→ **Short task**: Show, in full, each line of the data that contains "color".

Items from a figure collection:

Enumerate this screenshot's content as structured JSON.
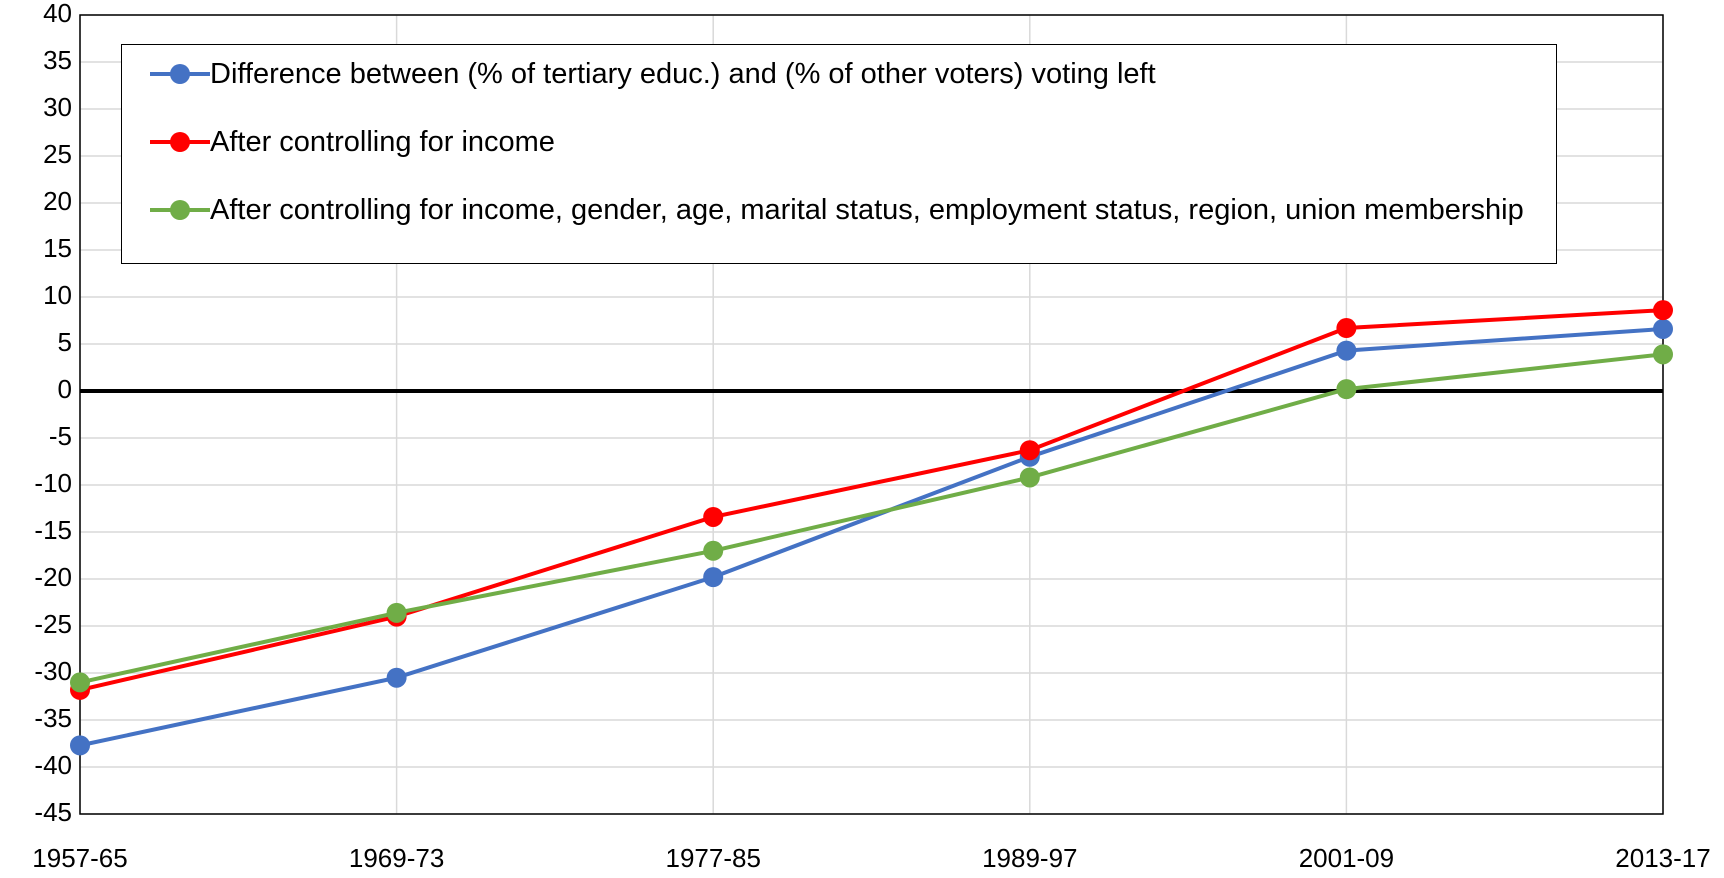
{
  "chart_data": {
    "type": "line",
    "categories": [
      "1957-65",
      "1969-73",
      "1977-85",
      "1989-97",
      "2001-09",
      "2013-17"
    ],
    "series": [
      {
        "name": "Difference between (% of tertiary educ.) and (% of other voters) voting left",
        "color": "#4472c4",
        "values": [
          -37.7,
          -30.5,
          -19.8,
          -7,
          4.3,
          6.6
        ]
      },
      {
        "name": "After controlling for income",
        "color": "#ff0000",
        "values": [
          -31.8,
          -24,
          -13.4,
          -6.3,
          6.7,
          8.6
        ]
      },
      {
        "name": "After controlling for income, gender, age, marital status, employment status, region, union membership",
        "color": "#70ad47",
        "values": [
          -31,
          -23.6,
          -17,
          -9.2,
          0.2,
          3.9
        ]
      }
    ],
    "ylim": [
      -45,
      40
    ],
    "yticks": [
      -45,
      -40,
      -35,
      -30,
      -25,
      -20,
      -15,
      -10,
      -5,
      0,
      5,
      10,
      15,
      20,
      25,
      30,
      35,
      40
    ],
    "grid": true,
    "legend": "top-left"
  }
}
* * *
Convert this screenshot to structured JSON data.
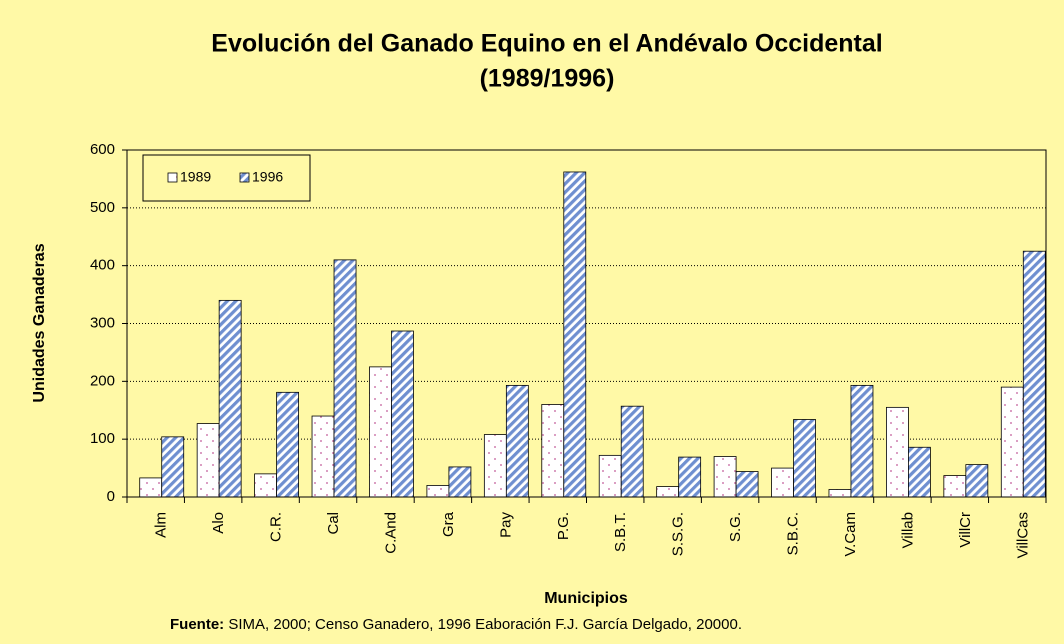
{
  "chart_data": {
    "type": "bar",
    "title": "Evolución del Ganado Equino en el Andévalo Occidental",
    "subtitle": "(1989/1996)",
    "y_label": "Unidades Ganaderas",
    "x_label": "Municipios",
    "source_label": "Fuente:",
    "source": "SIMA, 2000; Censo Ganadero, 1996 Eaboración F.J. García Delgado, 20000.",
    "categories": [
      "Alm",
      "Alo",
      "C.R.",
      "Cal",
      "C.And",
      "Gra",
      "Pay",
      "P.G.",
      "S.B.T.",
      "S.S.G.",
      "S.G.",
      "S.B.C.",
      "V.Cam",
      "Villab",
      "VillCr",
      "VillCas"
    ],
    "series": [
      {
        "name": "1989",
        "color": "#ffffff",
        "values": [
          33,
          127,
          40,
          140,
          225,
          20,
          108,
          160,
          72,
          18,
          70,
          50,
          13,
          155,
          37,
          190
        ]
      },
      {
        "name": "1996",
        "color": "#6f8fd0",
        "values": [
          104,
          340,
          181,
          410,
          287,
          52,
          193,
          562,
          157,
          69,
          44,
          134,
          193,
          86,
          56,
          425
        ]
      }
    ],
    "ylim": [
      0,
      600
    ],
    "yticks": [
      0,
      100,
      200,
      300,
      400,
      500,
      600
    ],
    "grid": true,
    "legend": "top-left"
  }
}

→ **Result for this exercise**:
        "color": "#4472c4",
        "color": "#ff0000",
        "color": "#70ad47",
        "color": "#ffffff",
        "color": "#6f8fd0",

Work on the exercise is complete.